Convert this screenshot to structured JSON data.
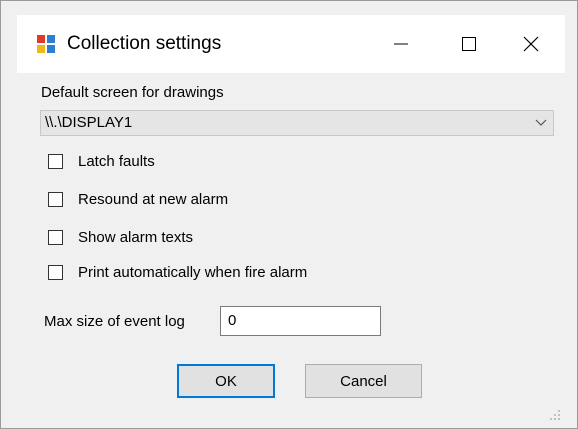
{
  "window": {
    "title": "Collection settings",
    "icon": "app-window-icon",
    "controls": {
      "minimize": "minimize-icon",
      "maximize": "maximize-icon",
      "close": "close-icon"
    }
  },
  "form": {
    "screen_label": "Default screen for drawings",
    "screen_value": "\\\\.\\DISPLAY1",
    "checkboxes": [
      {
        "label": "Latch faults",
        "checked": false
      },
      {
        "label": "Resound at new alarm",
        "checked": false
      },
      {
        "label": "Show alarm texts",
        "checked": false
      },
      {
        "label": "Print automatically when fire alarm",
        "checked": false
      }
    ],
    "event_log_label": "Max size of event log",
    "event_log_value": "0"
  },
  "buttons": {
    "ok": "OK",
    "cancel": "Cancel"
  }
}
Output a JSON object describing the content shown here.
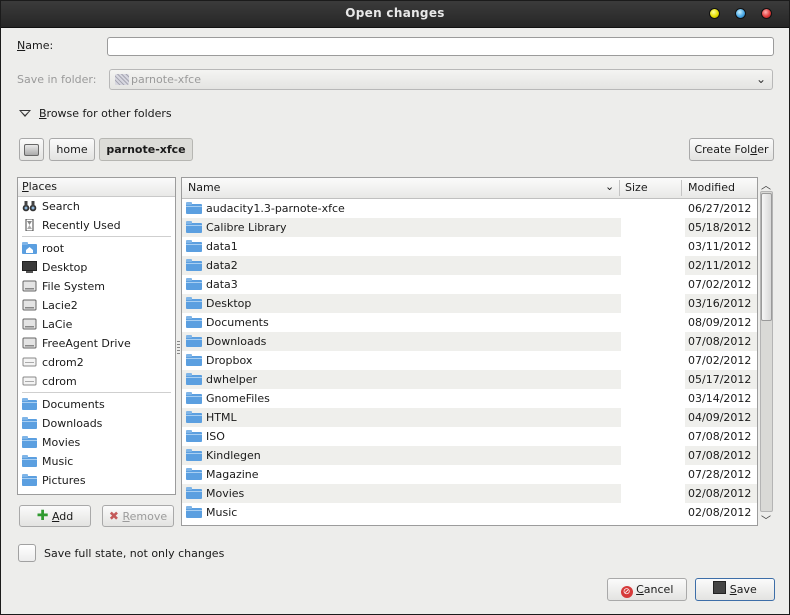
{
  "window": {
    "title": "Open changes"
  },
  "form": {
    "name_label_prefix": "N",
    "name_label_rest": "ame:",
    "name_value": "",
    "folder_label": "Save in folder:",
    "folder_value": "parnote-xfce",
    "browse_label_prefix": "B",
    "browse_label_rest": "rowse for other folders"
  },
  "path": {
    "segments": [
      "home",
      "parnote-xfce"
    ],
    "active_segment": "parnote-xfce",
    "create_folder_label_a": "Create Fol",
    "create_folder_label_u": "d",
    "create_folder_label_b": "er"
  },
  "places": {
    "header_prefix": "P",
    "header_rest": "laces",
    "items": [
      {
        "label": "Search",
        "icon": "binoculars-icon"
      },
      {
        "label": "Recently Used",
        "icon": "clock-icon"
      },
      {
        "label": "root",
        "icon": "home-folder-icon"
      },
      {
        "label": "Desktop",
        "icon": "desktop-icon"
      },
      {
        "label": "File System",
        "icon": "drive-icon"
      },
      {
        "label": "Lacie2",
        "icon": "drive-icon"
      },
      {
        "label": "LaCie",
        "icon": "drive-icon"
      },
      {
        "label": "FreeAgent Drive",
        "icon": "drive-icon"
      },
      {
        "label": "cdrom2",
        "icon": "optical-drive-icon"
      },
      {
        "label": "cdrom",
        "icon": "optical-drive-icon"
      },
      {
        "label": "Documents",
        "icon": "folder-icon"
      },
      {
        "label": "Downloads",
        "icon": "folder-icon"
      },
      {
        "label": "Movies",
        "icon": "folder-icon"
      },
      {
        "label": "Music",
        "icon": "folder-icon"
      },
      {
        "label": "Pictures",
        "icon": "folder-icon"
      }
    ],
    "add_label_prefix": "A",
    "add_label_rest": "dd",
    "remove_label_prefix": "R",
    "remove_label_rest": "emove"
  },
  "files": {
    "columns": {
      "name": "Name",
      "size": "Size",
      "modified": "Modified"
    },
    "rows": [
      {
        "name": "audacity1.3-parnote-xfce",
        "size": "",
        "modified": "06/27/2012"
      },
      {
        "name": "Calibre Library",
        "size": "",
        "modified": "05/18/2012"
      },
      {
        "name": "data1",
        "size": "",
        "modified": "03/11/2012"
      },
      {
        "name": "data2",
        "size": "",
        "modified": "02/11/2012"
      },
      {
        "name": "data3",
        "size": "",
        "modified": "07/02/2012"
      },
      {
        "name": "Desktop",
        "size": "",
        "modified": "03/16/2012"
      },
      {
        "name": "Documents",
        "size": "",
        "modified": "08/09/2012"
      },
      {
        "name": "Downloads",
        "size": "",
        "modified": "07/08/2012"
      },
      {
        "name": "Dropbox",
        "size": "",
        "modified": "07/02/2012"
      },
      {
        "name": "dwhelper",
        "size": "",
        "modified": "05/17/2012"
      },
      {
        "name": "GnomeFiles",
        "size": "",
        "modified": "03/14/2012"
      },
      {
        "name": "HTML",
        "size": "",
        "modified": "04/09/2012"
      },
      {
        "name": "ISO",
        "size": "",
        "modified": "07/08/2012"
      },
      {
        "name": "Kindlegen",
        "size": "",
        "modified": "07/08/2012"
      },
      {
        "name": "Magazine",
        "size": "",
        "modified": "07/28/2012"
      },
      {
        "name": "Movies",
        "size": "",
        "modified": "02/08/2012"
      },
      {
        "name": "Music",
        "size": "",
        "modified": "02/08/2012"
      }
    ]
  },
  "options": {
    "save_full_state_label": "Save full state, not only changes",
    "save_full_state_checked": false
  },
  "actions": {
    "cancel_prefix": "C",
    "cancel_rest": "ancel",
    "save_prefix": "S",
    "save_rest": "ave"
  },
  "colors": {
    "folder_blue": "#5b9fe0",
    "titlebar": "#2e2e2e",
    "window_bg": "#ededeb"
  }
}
════════
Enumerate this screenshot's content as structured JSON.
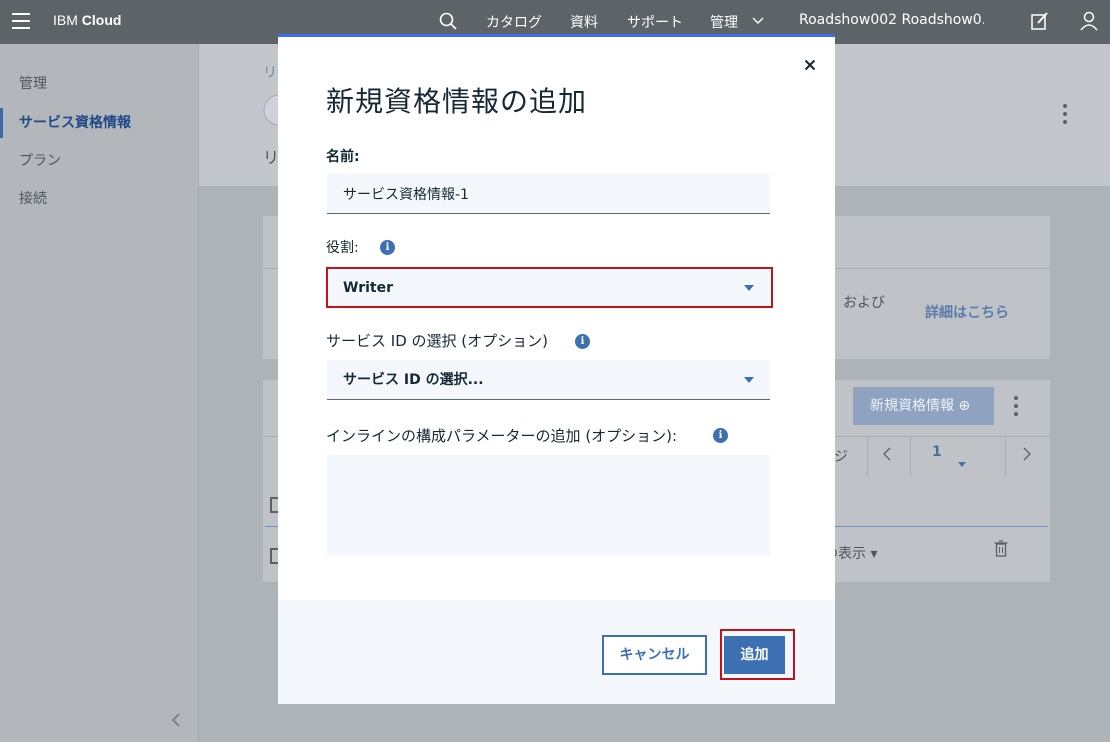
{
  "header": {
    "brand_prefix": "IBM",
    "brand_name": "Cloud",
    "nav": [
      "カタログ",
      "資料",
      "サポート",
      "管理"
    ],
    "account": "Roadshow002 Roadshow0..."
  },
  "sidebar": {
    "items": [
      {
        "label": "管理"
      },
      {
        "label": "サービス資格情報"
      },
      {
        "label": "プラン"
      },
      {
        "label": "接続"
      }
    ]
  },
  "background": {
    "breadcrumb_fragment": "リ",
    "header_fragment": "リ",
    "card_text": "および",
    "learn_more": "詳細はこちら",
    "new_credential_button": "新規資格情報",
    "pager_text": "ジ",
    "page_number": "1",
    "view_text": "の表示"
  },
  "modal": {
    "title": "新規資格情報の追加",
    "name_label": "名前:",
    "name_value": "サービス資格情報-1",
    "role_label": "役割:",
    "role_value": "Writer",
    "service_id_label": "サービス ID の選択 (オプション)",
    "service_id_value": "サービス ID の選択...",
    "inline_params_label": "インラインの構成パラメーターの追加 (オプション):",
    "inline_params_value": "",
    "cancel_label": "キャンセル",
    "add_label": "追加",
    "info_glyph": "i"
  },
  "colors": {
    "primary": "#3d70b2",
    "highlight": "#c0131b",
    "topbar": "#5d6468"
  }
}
════════
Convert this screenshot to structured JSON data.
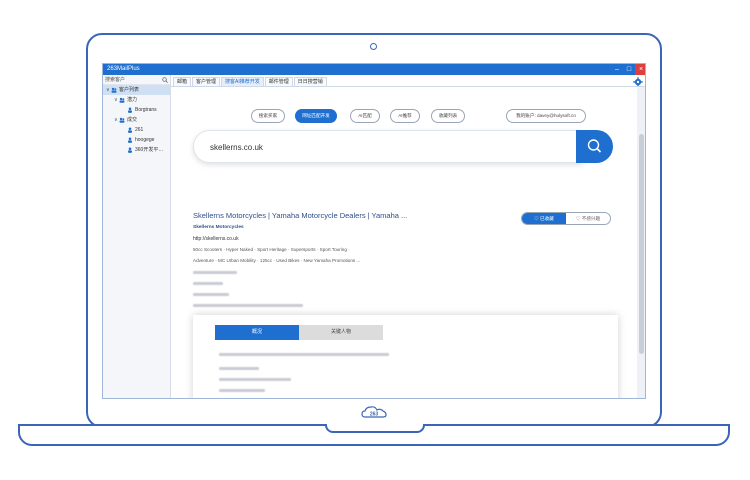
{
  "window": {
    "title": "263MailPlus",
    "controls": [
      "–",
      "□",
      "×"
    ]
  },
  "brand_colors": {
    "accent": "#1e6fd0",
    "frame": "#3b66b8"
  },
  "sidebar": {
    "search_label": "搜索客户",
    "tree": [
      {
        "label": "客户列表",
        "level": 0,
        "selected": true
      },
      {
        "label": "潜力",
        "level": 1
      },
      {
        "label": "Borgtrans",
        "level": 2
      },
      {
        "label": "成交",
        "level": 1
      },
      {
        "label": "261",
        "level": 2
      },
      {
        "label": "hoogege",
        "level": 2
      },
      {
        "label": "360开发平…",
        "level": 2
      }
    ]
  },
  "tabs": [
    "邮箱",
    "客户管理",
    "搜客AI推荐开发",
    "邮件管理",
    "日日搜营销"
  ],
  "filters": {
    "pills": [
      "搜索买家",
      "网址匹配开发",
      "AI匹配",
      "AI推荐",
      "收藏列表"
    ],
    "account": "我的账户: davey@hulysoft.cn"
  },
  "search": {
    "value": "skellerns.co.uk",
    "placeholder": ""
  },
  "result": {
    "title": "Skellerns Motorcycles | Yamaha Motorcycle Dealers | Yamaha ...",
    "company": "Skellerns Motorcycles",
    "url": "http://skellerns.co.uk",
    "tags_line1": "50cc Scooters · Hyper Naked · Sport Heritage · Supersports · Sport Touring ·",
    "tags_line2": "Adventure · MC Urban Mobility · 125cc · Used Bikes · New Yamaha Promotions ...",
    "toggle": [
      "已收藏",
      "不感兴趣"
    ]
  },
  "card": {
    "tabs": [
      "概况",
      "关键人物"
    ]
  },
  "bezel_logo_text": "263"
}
════════
▶ _WRITTEN TASK_
From the material above, copy each line that includes the word "changes".

▶ _TASK RESPONSE_
    "title": "Open changes"
    "save_full_state_label": "Save full state, not only changes",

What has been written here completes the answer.